__THE PROBLEM__.
Pictures do not belong in your copy. Repeat all the other data exactly.

__GIVEN DATA__.
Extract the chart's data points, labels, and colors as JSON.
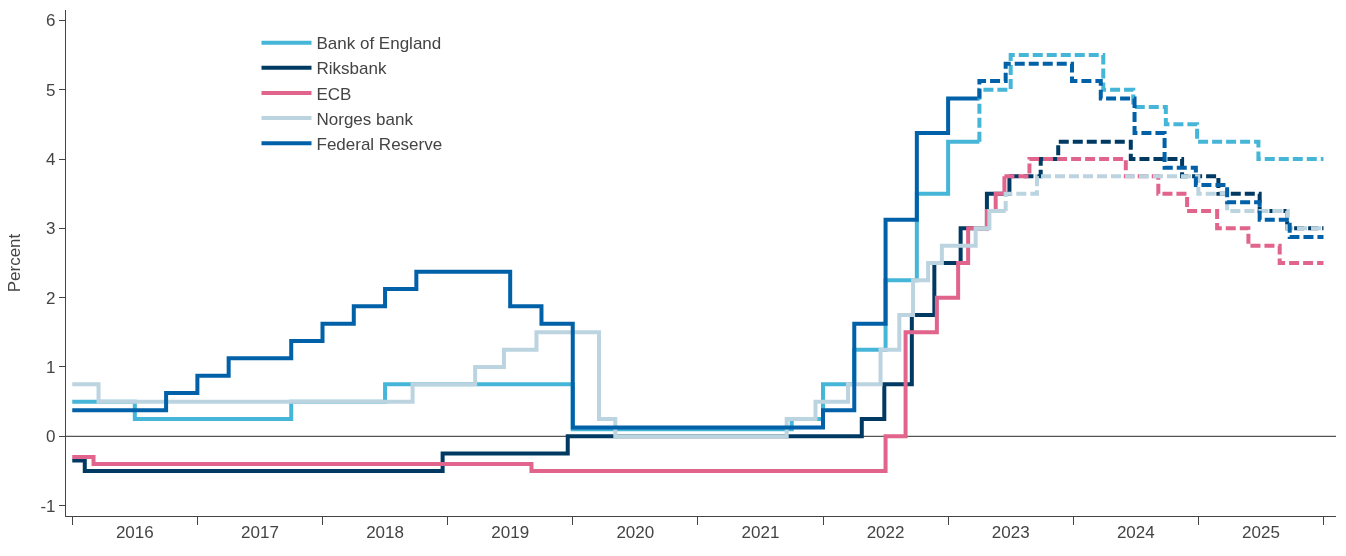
{
  "chart_data": {
    "type": "step",
    "ylabel": "Percent",
    "xlim": [
      2015.95,
      2026.1
    ],
    "ylim": [
      -1.15,
      6.15
    ],
    "xticks": [
      {
        "value": 2016,
        "label": null
      },
      {
        "value": 2016.5,
        "label": "2016"
      },
      {
        "value": 2017,
        "label": null
      },
      {
        "value": 2017.5,
        "label": "2017"
      },
      {
        "value": 2018,
        "label": null
      },
      {
        "value": 2018.5,
        "label": "2018"
      },
      {
        "value": 2019,
        "label": null
      },
      {
        "value": 2019.5,
        "label": "2019"
      },
      {
        "value": 2020,
        "label": null
      },
      {
        "value": 2020.5,
        "label": "2020"
      },
      {
        "value": 2021,
        "label": null
      },
      {
        "value": 2021.5,
        "label": "2021"
      },
      {
        "value": 2022,
        "label": null
      },
      {
        "value": 2022.5,
        "label": "2022"
      },
      {
        "value": 2023,
        "label": null
      },
      {
        "value": 2023.5,
        "label": "2023"
      },
      {
        "value": 2024,
        "label": null
      },
      {
        "value": 2024.5,
        "label": "2024"
      },
      {
        "value": 2025,
        "label": null
      },
      {
        "value": 2025.5,
        "label": "2025"
      },
      {
        "value": 2026,
        "label": null
      }
    ],
    "yticks": [
      -1,
      0,
      1,
      2,
      3,
      4,
      5,
      6
    ],
    "grid": false,
    "legend": "top left",
    "ref_lines": [
      {
        "axis": "y",
        "value": 0,
        "color": "#555555"
      }
    ],
    "series": [
      {
        "name": "Bank of England",
        "color": "#45b5d8",
        "line_style": "solid",
        "x": [
          2016.0,
          2016.5,
          2017.75,
          2018.5,
          2020.0,
          2021.75,
          2022.0,
          2022.25,
          2022.5,
          2022.75,
          2023.0,
          2023.25
        ],
        "values": [
          0.5,
          0.25,
          0.5,
          0.75,
          0.1,
          0.25,
          0.75,
          1.25,
          2.25,
          3.5,
          4.25,
          4.25
        ]
      },
      {
        "name": "Riksbank",
        "color": "#003a63",
        "line_style": "solid",
        "x": [
          2016.0,
          2016.1,
          2018.96,
          2019.96,
          2022.31,
          2022.49,
          2022.71,
          2022.89,
          2023.1,
          2023.31,
          2023.49
        ],
        "values": [
          -0.35,
          -0.5,
          -0.25,
          0,
          0.25,
          0.75,
          1.75,
          2.5,
          3.0,
          3.5,
          3.75
        ]
      },
      {
        "name": "ECB",
        "color": "#e0648c",
        "line_style": "solid",
        "x": [
          2016.0,
          2016.17,
          2019.67,
          2022.5,
          2022.66,
          2022.91,
          2023.08,
          2023.16,
          2023.31,
          2023.38,
          2023.45
        ],
        "values": [
          -0.3,
          -0.4,
          -0.5,
          0,
          1.5,
          2.0,
          2.5,
          3.0,
          3.25,
          3.5,
          3.75
        ]
      },
      {
        "name": "Norges bank",
        "color": "#bcd4e0",
        "line_style": "solid",
        "x": [
          2016.0,
          2016.21,
          2018.72,
          2019.22,
          2019.45,
          2019.71,
          2020.21,
          2020.34,
          2021.71,
          2021.94,
          2022.2,
          2022.46,
          2022.61,
          2022.72,
          2022.84,
          2022.95,
          2023.22,
          2023.33,
          2023.46
        ],
        "values": [
          0.75,
          0.5,
          0.75,
          1.0,
          1.25,
          1.5,
          0.25,
          0,
          0.25,
          0.5,
          0.75,
          1.25,
          1.75,
          2.25,
          2.5,
          2.75,
          3.0,
          3.25,
          3.25
        ]
      },
      {
        "name": "Federal Reserve",
        "color": "#0060a8",
        "line_style": "solid",
        "x": [
          2016.0,
          2016.75,
          2017.0,
          2017.25,
          2017.75,
          2018.0,
          2018.25,
          2018.5,
          2018.75,
          2019.5,
          2019.75,
          2020.0,
          2022.0,
          2022.25,
          2022.5,
          2022.75,
          2023.0,
          2023.25
        ],
        "values": [
          0.375,
          0.625,
          0.875,
          1.125,
          1.375,
          1.625,
          1.875,
          2.125,
          2.375,
          1.875,
          1.625,
          0.125,
          0.375,
          1.625,
          3.125,
          4.375,
          4.875,
          4.875
        ]
      },
      {
        "color": "#45b5d8",
        "line_style": "dashed",
        "x": [
          2023.25,
          2023.25,
          2023.5,
          2024.24,
          2024.48,
          2024.74,
          2024.99,
          2025.48,
          2026.0
        ],
        "values": [
          4.25,
          5.0,
          5.5,
          5.0,
          4.75,
          4.5,
          4.25,
          4.0,
          4.0
        ]
      },
      {
        "color": "#003a63",
        "line_style": "dashed",
        "x": [
          2023.49,
          2023.74,
          2023.88,
          2024.46,
          2024.87,
          2025.16,
          2025.49,
          2025.71,
          2026.0
        ],
        "values": [
          3.75,
          4.0,
          4.25,
          4.0,
          3.75,
          3.5,
          3.25,
          3.0,
          3.0
        ]
      },
      {
        "color": "#e0648c",
        "line_style": "dashed",
        "x": [
          2023.45,
          2023.65,
          2024.42,
          2024.68,
          2024.91,
          2025.15,
          2025.4,
          2025.65,
          2026.0
        ],
        "values": [
          3.75,
          4.0,
          3.75,
          3.5,
          3.25,
          3.0,
          2.75,
          2.5,
          2.5
        ]
      },
      {
        "color": "#bcd4e0",
        "line_style": "dashed",
        "x": [
          2023.46,
          2023.46,
          2023.71,
          2025.0,
          2025.23,
          2025.71,
          2026.0
        ],
        "values": [
          3.25,
          3.5,
          3.75,
          3.5,
          3.25,
          3.0,
          3.0
        ]
      },
      {
        "color": "#0060a8",
        "line_style": "dashed",
        "x": [
          2023.25,
          2023.25,
          2023.46,
          2023.99,
          2024.22,
          2024.49,
          2024.73,
          2024.98,
          2025.23,
          2025.49,
          2025.73,
          2026.0
        ],
        "values": [
          4.875,
          5.125,
          5.375,
          5.125,
          4.875,
          4.375,
          3.875,
          3.625,
          3.375,
          3.125,
          2.875,
          2.875
        ]
      }
    ]
  }
}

__SOLUTION FOR THIS PROBLEM__.
Extract the chart's data points, labels, and colors as JSON.
{
  "chart_data": {
    "type": "step",
    "ylabel": "Percent",
    "xlim": [
      2015.95,
      2026.1
    ],
    "ylim": [
      -1.15,
      6.15
    ],
    "xticks": [
      {
        "value": 2016,
        "label": null
      },
      {
        "value": 2016.5,
        "label": "2016"
      },
      {
        "value": 2017,
        "label": null
      },
      {
        "value": 2017.5,
        "label": "2017"
      },
      {
        "value": 2018,
        "label": null
      },
      {
        "value": 2018.5,
        "label": "2018"
      },
      {
        "value": 2019,
        "label": null
      },
      {
        "value": 2019.5,
        "label": "2019"
      },
      {
        "value": 2020,
        "label": null
      },
      {
        "value": 2020.5,
        "label": "2020"
      },
      {
        "value": 2021,
        "label": null
      },
      {
        "value": 2021.5,
        "label": "2021"
      },
      {
        "value": 2022,
        "label": null
      },
      {
        "value": 2022.5,
        "label": "2022"
      },
      {
        "value": 2023,
        "label": null
      },
      {
        "value": 2023.5,
        "label": "2023"
      },
      {
        "value": 2024,
        "label": null
      },
      {
        "value": 2024.5,
        "label": "2024"
      },
      {
        "value": 2025,
        "label": null
      },
      {
        "value": 2025.5,
        "label": "2025"
      },
      {
        "value": 2026,
        "label": null
      }
    ],
    "yticks": [
      -1,
      0,
      1,
      2,
      3,
      4,
      5,
      6
    ],
    "grid": false,
    "legend": "top left",
    "ref_lines": [
      {
        "axis": "y",
        "value": 0,
        "color": "#555555"
      }
    ],
    "series": [
      {
        "name": "Bank of England",
        "color": "#45b5d8",
        "line_style": "solid",
        "x": [
          2016.0,
          2016.5,
          2017.75,
          2018.5,
          2020.0,
          2021.75,
          2022.0,
          2022.25,
          2022.5,
          2022.75,
          2023.0,
          2023.25
        ],
        "values": [
          0.5,
          0.25,
          0.5,
          0.75,
          0.1,
          0.25,
          0.75,
          1.25,
          2.25,
          3.5,
          4.25,
          4.25
        ]
      },
      {
        "name": "Riksbank",
        "color": "#003a63",
        "line_style": "solid",
        "x": [
          2016.0,
          2016.1,
          2018.96,
          2019.96,
          2022.31,
          2022.49,
          2022.71,
          2022.89,
          2023.1,
          2023.31,
          2023.49
        ],
        "values": [
          -0.35,
          -0.5,
          -0.25,
          0,
          0.25,
          0.75,
          1.75,
          2.5,
          3.0,
          3.5,
          3.75
        ]
      },
      {
        "name": "ECB",
        "color": "#e0648c",
        "line_style": "solid",
        "x": [
          2016.0,
          2016.17,
          2019.67,
          2022.5,
          2022.66,
          2022.91,
          2023.08,
          2023.16,
          2023.31,
          2023.38,
          2023.45
        ],
        "values": [
          -0.3,
          -0.4,
          -0.5,
          0,
          1.5,
          2.0,
          2.5,
          3.0,
          3.25,
          3.5,
          3.75
        ]
      },
      {
        "name": "Norges bank",
        "color": "#bcd4e0",
        "line_style": "solid",
        "x": [
          2016.0,
          2016.21,
          2018.72,
          2019.22,
          2019.45,
          2019.71,
          2020.21,
          2020.34,
          2021.71,
          2021.94,
          2022.2,
          2022.46,
          2022.61,
          2022.72,
          2022.84,
          2022.95,
          2023.22,
          2023.33,
          2023.46
        ],
        "values": [
          0.75,
          0.5,
          0.75,
          1.0,
          1.25,
          1.5,
          0.25,
          0,
          0.25,
          0.5,
          0.75,
          1.25,
          1.75,
          2.25,
          2.5,
          2.75,
          3.0,
          3.25,
          3.25
        ]
      },
      {
        "name": "Federal Reserve",
        "color": "#0060a8",
        "line_style": "solid",
        "x": [
          2016.0,
          2016.75,
          2017.0,
          2017.25,
          2017.75,
          2018.0,
          2018.25,
          2018.5,
          2018.75,
          2019.5,
          2019.75,
          2020.0,
          2022.0,
          2022.25,
          2022.5,
          2022.75,
          2023.0,
          2023.25
        ],
        "values": [
          0.375,
          0.625,
          0.875,
          1.125,
          1.375,
          1.625,
          1.875,
          2.125,
          2.375,
          1.875,
          1.625,
          0.125,
          0.375,
          1.625,
          3.125,
          4.375,
          4.875,
          4.875
        ]
      },
      {
        "color": "#45b5d8",
        "line_style": "dashed",
        "x": [
          2023.25,
          2023.25,
          2023.5,
          2024.24,
          2024.48,
          2024.74,
          2024.99,
          2025.48,
          2026.0
        ],
        "values": [
          4.25,
          5.0,
          5.5,
          5.0,
          4.75,
          4.5,
          4.25,
          4.0,
          4.0
        ]
      },
      {
        "color": "#003a63",
        "line_style": "dashed",
        "x": [
          2023.49,
          2023.74,
          2023.88,
          2024.46,
          2024.87,
          2025.16,
          2025.49,
          2025.71,
          2026.0
        ],
        "values": [
          3.75,
          4.0,
          4.25,
          4.0,
          3.75,
          3.5,
          3.25,
          3.0,
          3.0
        ]
      },
      {
        "color": "#e0648c",
        "line_style": "dashed",
        "x": [
          2023.45,
          2023.65,
          2024.42,
          2024.68,
          2024.91,
          2025.15,
          2025.4,
          2025.65,
          2026.0
        ],
        "values": [
          3.75,
          4.0,
          3.75,
          3.5,
          3.25,
          3.0,
          2.75,
          2.5,
          2.5
        ]
      },
      {
        "color": "#bcd4e0",
        "line_style": "dashed",
        "x": [
          2023.46,
          2023.46,
          2023.71,
          2025.0,
          2025.23,
          2025.71,
          2026.0
        ],
        "values": [
          3.25,
          3.5,
          3.75,
          3.5,
          3.25,
          3.0,
          3.0
        ]
      },
      {
        "color": "#0060a8",
        "line_style": "dashed",
        "x": [
          2023.25,
          2023.25,
          2023.46,
          2023.99,
          2024.22,
          2024.49,
          2024.73,
          2024.98,
          2025.23,
          2025.49,
          2025.73,
          2026.0
        ],
        "values": [
          4.875,
          5.125,
          5.375,
          5.125,
          4.875,
          4.375,
          3.875,
          3.625,
          3.375,
          3.125,
          2.875,
          2.875
        ]
      }
    ]
  }
}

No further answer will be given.